---- Source material

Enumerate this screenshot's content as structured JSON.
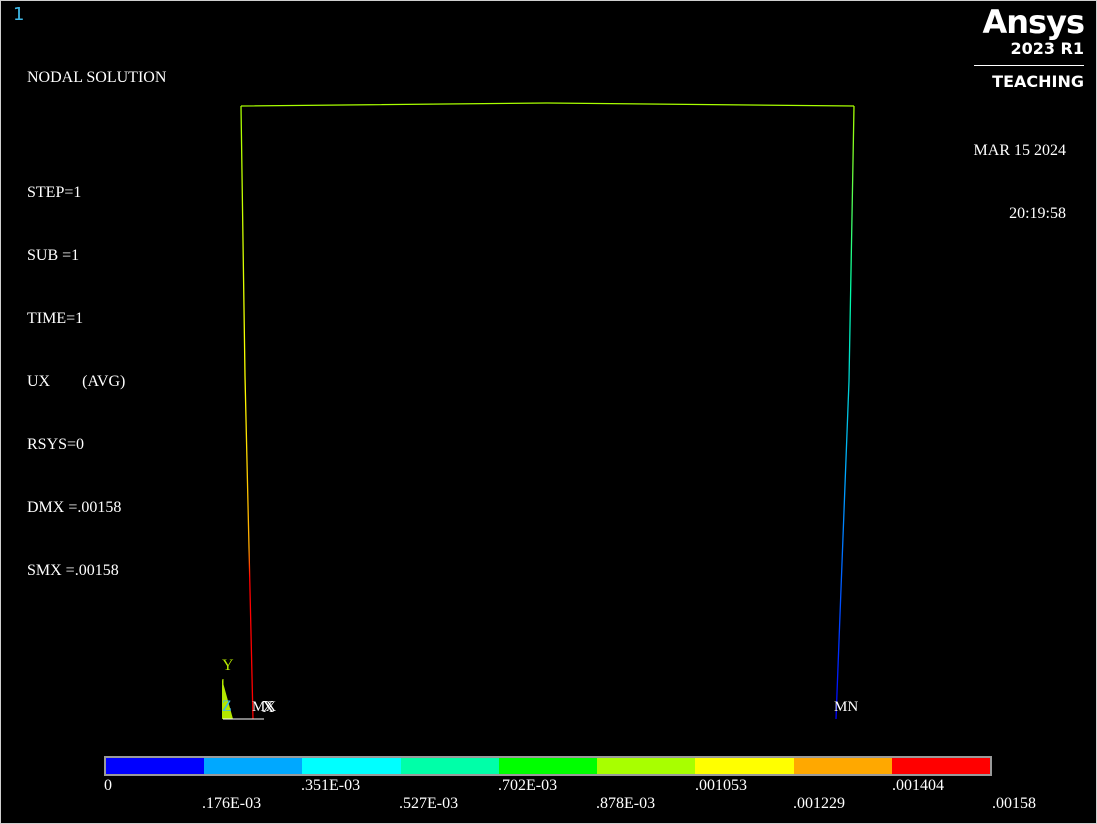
{
  "window": {
    "number": "1"
  },
  "info": {
    "title": "NODAL SOLUTION",
    "lines": [
      "STEP=1",
      "SUB =1",
      "TIME=1",
      "UX        (AVG)",
      "RSYS=0",
      "DMX =.00158",
      "SMX =.00158"
    ]
  },
  "datetime": {
    "date": "MAR 15 2024",
    "time": "20:19:58"
  },
  "logo": {
    "brand": "Ansys",
    "version": "2023 R1",
    "edition": "TEACHING"
  },
  "triad": {
    "y_label": "Y",
    "z_label": "Z",
    "x_label": "X"
  },
  "markers": {
    "mx": "MX",
    "mn": "MN"
  },
  "legend": {
    "colors": [
      "#0000ff",
      "#00a8ff",
      "#00ffff",
      "#00ffa8",
      "#00ff00",
      "#a8ff00",
      "#ffff00",
      "#ffa800",
      "#ff0000"
    ],
    "top_labels": [
      "0",
      ".351E-03",
      ".702E-03",
      ".001053",
      ".001404"
    ],
    "bottom_labels": [
      ".176E-03",
      ".527E-03",
      ".878E-03",
      ".001229",
      ".00158"
    ]
  }
}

--------

§ What the exercise asks
Transcribe the material exactly, keeping every word and none of the pictures.

§ Task output
Enumerate this screenshot's content as structured JSON.
{
  "window": {
    "number": "1"
  },
  "info": {
    "title": "NODAL SOLUTION",
    "lines": [
      "STEP=1",
      "SUB =1",
      "TIME=1",
      "UX        (AVG)",
      "RSYS=0",
      "DMX =.00158",
      "SMX =.00158"
    ]
  },
  "datetime": {
    "date": "MAR 15 2024",
    "time": "20:19:58"
  },
  "logo": {
    "brand": "Ansys",
    "version": "2023 R1",
    "edition": "TEACHING"
  },
  "triad": {
    "y_label": "Y",
    "z_label": "Z",
    "x_label": "X"
  },
  "markers": {
    "mx": "MX",
    "mn": "MN"
  },
  "legend": {
    "colors": [
      "#0000ff",
      "#00a8ff",
      "#00ffff",
      "#00ffa8",
      "#00ff00",
      "#a8ff00",
      "#ffff00",
      "#ffa800",
      "#ff0000"
    ],
    "top_labels": [
      "0",
      ".351E-03",
      ".702E-03",
      ".001053",
      ".001404"
    ],
    "bottom_labels": [
      ".176E-03",
      ".527E-03",
      ".878E-03",
      ".001229",
      ".00158"
    ]
  }
}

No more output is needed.